◆ **DATA SECTION**
════════════════════

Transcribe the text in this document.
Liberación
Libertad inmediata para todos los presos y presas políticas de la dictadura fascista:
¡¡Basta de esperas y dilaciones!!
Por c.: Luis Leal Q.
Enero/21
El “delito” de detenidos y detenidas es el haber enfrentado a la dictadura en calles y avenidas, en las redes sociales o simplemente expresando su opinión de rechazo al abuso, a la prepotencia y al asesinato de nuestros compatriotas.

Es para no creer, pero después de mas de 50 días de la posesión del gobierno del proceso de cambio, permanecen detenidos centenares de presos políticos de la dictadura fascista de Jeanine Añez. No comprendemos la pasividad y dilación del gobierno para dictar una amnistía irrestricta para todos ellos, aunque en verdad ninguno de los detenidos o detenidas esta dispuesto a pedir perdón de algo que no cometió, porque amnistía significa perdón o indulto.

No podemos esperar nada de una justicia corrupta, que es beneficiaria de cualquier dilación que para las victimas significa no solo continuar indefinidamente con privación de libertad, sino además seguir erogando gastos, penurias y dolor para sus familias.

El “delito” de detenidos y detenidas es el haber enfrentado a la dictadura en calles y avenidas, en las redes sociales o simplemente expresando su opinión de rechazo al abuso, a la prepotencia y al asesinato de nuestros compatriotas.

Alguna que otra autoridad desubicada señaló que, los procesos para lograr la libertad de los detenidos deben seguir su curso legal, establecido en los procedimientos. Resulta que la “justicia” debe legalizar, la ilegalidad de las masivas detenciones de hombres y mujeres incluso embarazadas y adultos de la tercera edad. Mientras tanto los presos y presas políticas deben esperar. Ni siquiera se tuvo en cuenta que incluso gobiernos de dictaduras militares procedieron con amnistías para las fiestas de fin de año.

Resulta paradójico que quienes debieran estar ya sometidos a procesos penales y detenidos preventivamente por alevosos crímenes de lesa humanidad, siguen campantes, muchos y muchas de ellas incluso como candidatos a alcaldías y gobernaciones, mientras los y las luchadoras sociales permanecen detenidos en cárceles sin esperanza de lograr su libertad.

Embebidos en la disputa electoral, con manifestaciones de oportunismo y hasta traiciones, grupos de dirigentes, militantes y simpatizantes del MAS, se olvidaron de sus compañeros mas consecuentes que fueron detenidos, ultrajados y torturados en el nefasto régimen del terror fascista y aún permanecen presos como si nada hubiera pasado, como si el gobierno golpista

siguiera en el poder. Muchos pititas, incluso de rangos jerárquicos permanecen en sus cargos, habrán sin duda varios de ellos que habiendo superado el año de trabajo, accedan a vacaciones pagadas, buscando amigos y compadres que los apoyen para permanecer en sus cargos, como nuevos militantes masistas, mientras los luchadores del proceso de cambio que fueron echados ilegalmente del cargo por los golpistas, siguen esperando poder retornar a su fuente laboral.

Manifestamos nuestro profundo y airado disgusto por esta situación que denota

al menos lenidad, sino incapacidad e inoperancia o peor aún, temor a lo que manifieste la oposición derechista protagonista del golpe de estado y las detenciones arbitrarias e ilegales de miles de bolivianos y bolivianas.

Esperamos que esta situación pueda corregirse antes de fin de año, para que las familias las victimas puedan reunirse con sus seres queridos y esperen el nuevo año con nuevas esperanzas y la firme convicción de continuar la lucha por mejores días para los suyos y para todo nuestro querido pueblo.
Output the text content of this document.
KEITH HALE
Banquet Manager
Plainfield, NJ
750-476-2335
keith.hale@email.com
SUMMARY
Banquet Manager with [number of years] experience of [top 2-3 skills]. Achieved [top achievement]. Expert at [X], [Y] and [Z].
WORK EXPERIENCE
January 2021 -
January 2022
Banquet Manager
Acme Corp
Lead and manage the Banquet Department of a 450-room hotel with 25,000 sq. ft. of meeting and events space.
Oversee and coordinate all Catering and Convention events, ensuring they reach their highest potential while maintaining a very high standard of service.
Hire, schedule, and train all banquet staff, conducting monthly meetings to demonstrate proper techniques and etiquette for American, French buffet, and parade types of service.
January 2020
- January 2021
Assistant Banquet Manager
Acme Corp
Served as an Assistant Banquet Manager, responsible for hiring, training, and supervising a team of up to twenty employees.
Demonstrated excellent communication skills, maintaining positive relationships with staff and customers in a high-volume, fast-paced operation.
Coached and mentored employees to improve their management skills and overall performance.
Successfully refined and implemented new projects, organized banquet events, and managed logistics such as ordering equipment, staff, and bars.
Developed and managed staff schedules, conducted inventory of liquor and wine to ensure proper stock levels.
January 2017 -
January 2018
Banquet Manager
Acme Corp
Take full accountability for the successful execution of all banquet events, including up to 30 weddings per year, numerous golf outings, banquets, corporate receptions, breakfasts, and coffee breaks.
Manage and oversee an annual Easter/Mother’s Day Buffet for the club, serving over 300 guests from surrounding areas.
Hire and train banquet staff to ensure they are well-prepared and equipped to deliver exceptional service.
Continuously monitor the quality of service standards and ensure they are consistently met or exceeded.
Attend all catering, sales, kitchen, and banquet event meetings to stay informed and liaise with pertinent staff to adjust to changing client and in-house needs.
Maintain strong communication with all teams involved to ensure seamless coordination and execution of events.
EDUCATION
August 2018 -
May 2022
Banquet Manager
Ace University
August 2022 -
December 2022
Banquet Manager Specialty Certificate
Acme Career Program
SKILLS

════════════════════

◆ **SHORT PROBLEM**
Write each line above out exactly.

◆ **SOLUTION FOR THIS PROBLEM**
Transcribe the text in this document.
Liberación
Libertad inmediata para todos los presos y presas políticas de la dictadura fascista:
¡¡Basta de esperas y dilaciones!!
Por c.: Luis Leal Q.
Enero/21
El “delito” de detenidos y detenidas es el haber enfrentado a la dictadura en calles y avenidas, en las redes sociales o simplemente expresando su opinión de rechazo al abuso, a la prepotencia y al asesinato de nuestros compatriotas.

Es para no creer, pero después de mas de 50 días de la posesión del gobierno del proceso de cambio, permanecen detenidos centenares de presos políticos de la dictadura fascista de Jeanine Añez. No comprendemos la pasividad y dilación del gobierno para dictar una amnistía irrestricta para todos ellos, aunque en verdad ninguno de los detenidos o detenidas esta dispuesto a pedir perdón de algo que no cometió, porque amnistía significa perdón o indulto.

No podemos esperar nada de una justicia corrupta, que es beneficiaria de cualquier dilación que para las victimas significa no solo continuar indefinidamente con privación de libertad, sino además seguir erogando gastos, penurias y dolor para sus familias.

El “delito” de detenidos y detenidas es el haber enfrentado a la dictadura en calles y avenidas, en las redes sociales o simplemente expresando su opinión de rechazo al abuso, a la prepotencia y al asesinato de nuestros compatriotas.

Alguna que otra autoridad desubicada señaló que, los procesos para lograr la libertad de los detenidos deben seguir su curso legal, establecido en los procedimientos. Resulta que la “justicia” debe legalizar, la ilegalidad de las masivas detenciones de hombres y mujeres incluso embarazadas y adultos de la tercera edad. Mientras tanto los presos y presas políticas deben esperar. Ni siquiera se tuvo en cuenta que incluso gobiernos de dictaduras militares procedieron con amnistías para las fiestas de fin de año.

Resulta paradójico que quienes debieran estar ya sometidos a procesos penales y detenidos preventivamente por alevosos crímenes de lesa humanidad, siguen campantes, muchos y muchas de ellas incluso como candidatos a alcaldías y gobernaciones, mientras los y las luchadoras sociales permanecen detenidos en cárceles sin esperanza de lograr su libertad.

Embebidos en la disputa electoral, con manifestaciones de oportunismo y hasta traiciones, grupos de dirigentes, militantes y simpatizantes del MAS, se olvidaron de sus compañeros mas consecuentes que fueron detenidos, ultrajados y torturados en el nefasto régimen del terror fascista y aún permanecen presos como si nada hubiera pasado, como si el gobierno golpista

siguiera en el poder. Muchos pititas, incluso de rangos jerárquicos permanecen en sus cargos, habrán sin duda varios de ellos que habiendo superado el año de trabajo, accedan a vacaciones pagadas, buscando amigos y compadres que los apoyen para permanecer en sus cargos, como nuevos militantes masistas, mientras los luchadores del proceso de cambio que fueron echados ilegalmente del cargo por los golpistas, siguen esperando poder retornar a su fuente laboral.

Manifestamos nuestro profundo y airado disgusto por esta situación que denota

al menos lenidad, sino incapacidad e inoperancia o peor aún, temor a lo que manifieste la oposición derechista protagonista del golpe de estado y las detenciones arbitrarias e ilegales de miles de bolivianos y bolivianas.

Esperamos que esta situación pueda corregirse antes de fin de año, para que las familias las victimas puedan reunirse con sus seres queridos y esperen el nuevo año con nuevas esperanzas y la firme convicción de continuar la lucha por mejores días para los suyos y para todo nuestro querido pueblo.
Output the text content of this document.
KEITH HALE
Banquet Manager
Plainfield, NJ
750-476-2335
keith.hale@email.com
SUMMARY
Banquet Manager with [number of years] experience of [top 2-3 skills]. Achieved [top achievement]. Expert at [X], [Y] and [Z].
WORK EXPERIENCE
January 2021 -
January 2022
Banquet Manager
Acme Corp
Lead and manage the Banquet Department of a 450-room hotel with 25,000 sq. ft. of meeting and events space.
Oversee and coordinate all Catering and Convention events, ensuring they reach their highest potential while maintaining a very high standard of service.
Hire, schedule, and train all banquet staff, conducting monthly meetings to demonstrate proper techniques and etiquette for American, French buffet, and parade types of service.
January 2020
- January 2021
Assistant Banquet Manager
Acme Corp
Served as an Assistant Banquet Manager, responsible for hiring, training, and supervising a team of up to twenty employees.
Demonstrated excellent communication skills, maintaining positive relationships with staff and customers in a high-volume, fast-paced operation.
Coached and mentored employees to improve their management skills and overall performance.
Successfully refined and implemented new projects, organized banquet events, and managed logistics such as ordering equipment, staff, and bars.
Developed and managed staff schedules, conducted inventory of liquor and wine to ensure proper stock levels.
January 2017 -
January 2018
Banquet Manager
Acme Corp
Take full accountability for the successful execution of all banquet events, including up to 30 weddings per year, numerous golf outings, banquets, corporate receptions, breakfasts, and coffee breaks.
Manage and oversee an annual Easter/Mother’s Day Buffet for the club, serving over 300 guests from surrounding areas.
Hire and train banquet staff to ensure they are well-prepared and equipped to deliver exceptional service.
Continuously monitor the quality of service standards and ensure they are consistently met or exceeded.
Attend all catering, sales, kitchen, and banquet event meetings to stay informed and liaise with pertinent staff to adjust to changing client and in-house needs.
Maintain strong communication with all teams involved to ensure seamless coordination and execution of events.
EDUCATION
August 2018 -
May 2022
Banquet Manager
Ace University
August 2022 -
December 2022
Banquet Manager Specialty Certificate
Acme Career Program
SKILLS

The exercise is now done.